PROBLEM TO SOLVE:
Leave the pictures out and print every record below exactly as it stands.

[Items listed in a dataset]
--- start ---
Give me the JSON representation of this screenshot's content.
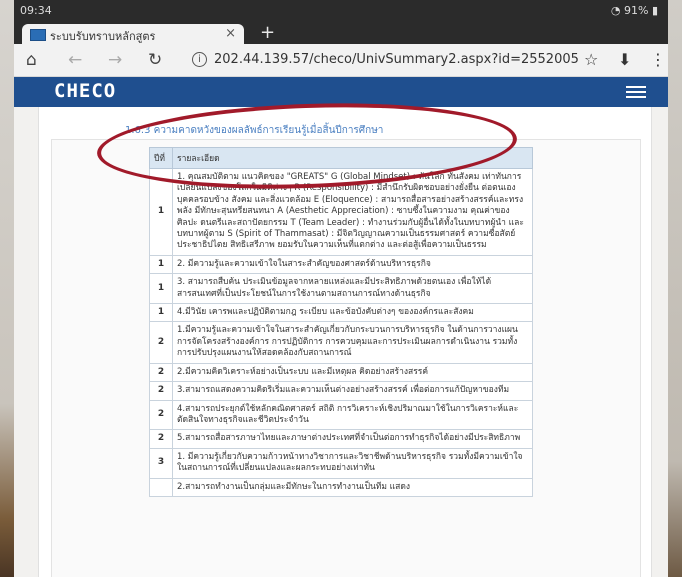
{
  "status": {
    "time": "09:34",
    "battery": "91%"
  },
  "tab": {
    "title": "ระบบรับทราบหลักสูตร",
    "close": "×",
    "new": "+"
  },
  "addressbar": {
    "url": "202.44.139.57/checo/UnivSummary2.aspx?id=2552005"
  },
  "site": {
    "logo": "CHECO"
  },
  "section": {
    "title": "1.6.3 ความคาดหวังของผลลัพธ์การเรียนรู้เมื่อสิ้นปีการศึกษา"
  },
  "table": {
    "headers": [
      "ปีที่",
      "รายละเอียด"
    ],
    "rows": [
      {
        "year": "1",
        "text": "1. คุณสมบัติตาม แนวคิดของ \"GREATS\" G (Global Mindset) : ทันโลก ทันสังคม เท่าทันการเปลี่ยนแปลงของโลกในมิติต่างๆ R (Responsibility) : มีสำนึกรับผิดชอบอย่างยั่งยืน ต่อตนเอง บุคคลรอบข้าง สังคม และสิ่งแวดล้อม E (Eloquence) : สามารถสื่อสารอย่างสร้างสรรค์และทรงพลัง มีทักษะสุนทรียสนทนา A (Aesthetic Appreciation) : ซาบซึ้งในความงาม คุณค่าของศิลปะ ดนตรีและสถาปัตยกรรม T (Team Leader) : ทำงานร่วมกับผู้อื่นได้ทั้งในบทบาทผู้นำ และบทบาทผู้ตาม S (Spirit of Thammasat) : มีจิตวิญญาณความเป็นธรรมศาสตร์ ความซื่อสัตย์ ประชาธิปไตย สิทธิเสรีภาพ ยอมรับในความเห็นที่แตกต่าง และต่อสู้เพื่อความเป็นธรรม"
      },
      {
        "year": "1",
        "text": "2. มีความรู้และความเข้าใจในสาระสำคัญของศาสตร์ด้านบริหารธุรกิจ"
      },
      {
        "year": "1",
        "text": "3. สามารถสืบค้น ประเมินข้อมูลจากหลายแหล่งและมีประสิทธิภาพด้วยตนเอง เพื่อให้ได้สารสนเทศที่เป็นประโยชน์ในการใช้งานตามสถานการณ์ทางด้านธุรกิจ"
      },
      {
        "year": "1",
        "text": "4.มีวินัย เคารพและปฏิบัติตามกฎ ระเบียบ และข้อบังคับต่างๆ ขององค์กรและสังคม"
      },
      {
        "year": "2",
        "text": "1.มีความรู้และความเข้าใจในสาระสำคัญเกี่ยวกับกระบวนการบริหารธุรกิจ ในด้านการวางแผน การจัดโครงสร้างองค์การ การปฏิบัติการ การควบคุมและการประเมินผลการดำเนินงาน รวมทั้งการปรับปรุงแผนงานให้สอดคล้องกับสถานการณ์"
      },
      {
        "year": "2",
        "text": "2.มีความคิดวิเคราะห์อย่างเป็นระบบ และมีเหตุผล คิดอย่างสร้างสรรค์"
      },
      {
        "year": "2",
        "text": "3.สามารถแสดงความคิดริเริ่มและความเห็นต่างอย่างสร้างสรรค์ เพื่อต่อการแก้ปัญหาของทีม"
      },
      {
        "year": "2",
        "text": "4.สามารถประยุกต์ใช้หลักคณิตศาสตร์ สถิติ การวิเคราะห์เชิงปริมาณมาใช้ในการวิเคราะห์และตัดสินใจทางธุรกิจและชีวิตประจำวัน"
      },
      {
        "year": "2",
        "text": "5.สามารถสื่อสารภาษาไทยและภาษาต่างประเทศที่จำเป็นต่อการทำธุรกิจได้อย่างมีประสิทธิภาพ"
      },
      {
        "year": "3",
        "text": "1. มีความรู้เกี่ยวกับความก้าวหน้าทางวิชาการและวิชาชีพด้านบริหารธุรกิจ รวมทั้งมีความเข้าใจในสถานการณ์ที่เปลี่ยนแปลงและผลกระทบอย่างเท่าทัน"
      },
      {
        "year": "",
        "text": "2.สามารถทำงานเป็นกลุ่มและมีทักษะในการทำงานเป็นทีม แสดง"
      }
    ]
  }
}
--- end ---
TASK RESPONSE:
Give me the JSON representation of this screenshot's content.
{
  "status": {
    "time": "09:34",
    "battery": "91%"
  },
  "tab": {
    "title": "ระบบรับทราบหลักสูตร",
    "close": "×",
    "new": "+"
  },
  "addressbar": {
    "url": "202.44.139.57/checo/UnivSummary2.aspx?id=2552005"
  },
  "site": {
    "logo": "CHECO"
  },
  "section": {
    "title": "1.6.3 ความคาดหวังของผลลัพธ์การเรียนรู้เมื่อสิ้นปีการศึกษา"
  },
  "table": {
    "headers": [
      "ปีที่",
      "รายละเอียด"
    ],
    "rows": [
      {
        "year": "1",
        "text": "1. คุณสมบัติตาม แนวคิดของ \"GREATS\" G (Global Mindset) : ทันโลก ทันสังคม เท่าทันการเปลี่ยนแปลงของโลกในมิติต่างๆ R (Responsibility) : มีสำนึกรับผิดชอบอย่างยั่งยืน ต่อตนเอง บุคคลรอบข้าง สังคม และสิ่งแวดล้อม E (Eloquence) : สามารถสื่อสารอย่างสร้างสรรค์และทรงพลัง มีทักษะสุนทรียสนทนา A (Aesthetic Appreciation) : ซาบซึ้งในความงาม คุณค่าของศิลปะ ดนตรีและสถาปัตยกรรม T (Team Leader) : ทำงานร่วมกับผู้อื่นได้ทั้งในบทบาทผู้นำ และบทบาทผู้ตาม S (Spirit of Thammasat) : มีจิตวิญญาณความเป็นธรรมศาสตร์ ความซื่อสัตย์ ประชาธิปไตย สิทธิเสรีภาพ ยอมรับในความเห็นที่แตกต่าง และต่อสู้เพื่อความเป็นธรรม"
      },
      {
        "year": "1",
        "text": "2. มีความรู้และความเข้าใจในสาระสำคัญของศาสตร์ด้านบริหารธุรกิจ"
      },
      {
        "year": "1",
        "text": "3. สามารถสืบค้น ประเมินข้อมูลจากหลายแหล่งและมีประสิทธิภาพด้วยตนเอง เพื่อให้ได้สารสนเทศที่เป็นประโยชน์ในการใช้งานตามสถานการณ์ทางด้านธุรกิจ"
      },
      {
        "year": "1",
        "text": "4.มีวินัย เคารพและปฏิบัติตามกฎ ระเบียบ และข้อบังคับต่างๆ ขององค์กรและสังคม"
      },
      {
        "year": "2",
        "text": "1.มีความรู้และความเข้าใจในสาระสำคัญเกี่ยวกับกระบวนการบริหารธุรกิจ ในด้านการวางแผน การจัดโครงสร้างองค์การ การปฏิบัติการ การควบคุมและการประเมินผลการดำเนินงาน รวมทั้งการปรับปรุงแผนงานให้สอดคล้องกับสถานการณ์"
      },
      {
        "year": "2",
        "text": "2.มีความคิดวิเคราะห์อย่างเป็นระบบ และมีเหตุผล คิดอย่างสร้างสรรค์"
      },
      {
        "year": "2",
        "text": "3.สามารถแสดงความคิดริเริ่มและความเห็นต่างอย่างสร้างสรรค์ เพื่อต่อการแก้ปัญหาของทีม"
      },
      {
        "year": "2",
        "text": "4.สามารถประยุกต์ใช้หลักคณิตศาสตร์ สถิติ การวิเคราะห์เชิงปริมาณมาใช้ในการวิเคราะห์และตัดสินใจทางธุรกิจและชีวิตประจำวัน"
      },
      {
        "year": "2",
        "text": "5.สามารถสื่อสารภาษาไทยและภาษาต่างประเทศที่จำเป็นต่อการทำธุรกิจได้อย่างมีประสิทธิภาพ"
      },
      {
        "year": "3",
        "text": "1. มีความรู้เกี่ยวกับความก้าวหน้าทางวิชาการและวิชาชีพด้านบริหารธุรกิจ รวมทั้งมีความเข้าใจในสถานการณ์ที่เปลี่ยนแปลงและผลกระทบอย่างเท่าทัน"
      },
      {
        "year": "",
        "text": "2.สามารถทำงานเป็นกลุ่มและมีทักษะในการทำงานเป็นทีม แสดง"
      }
    ]
  }
}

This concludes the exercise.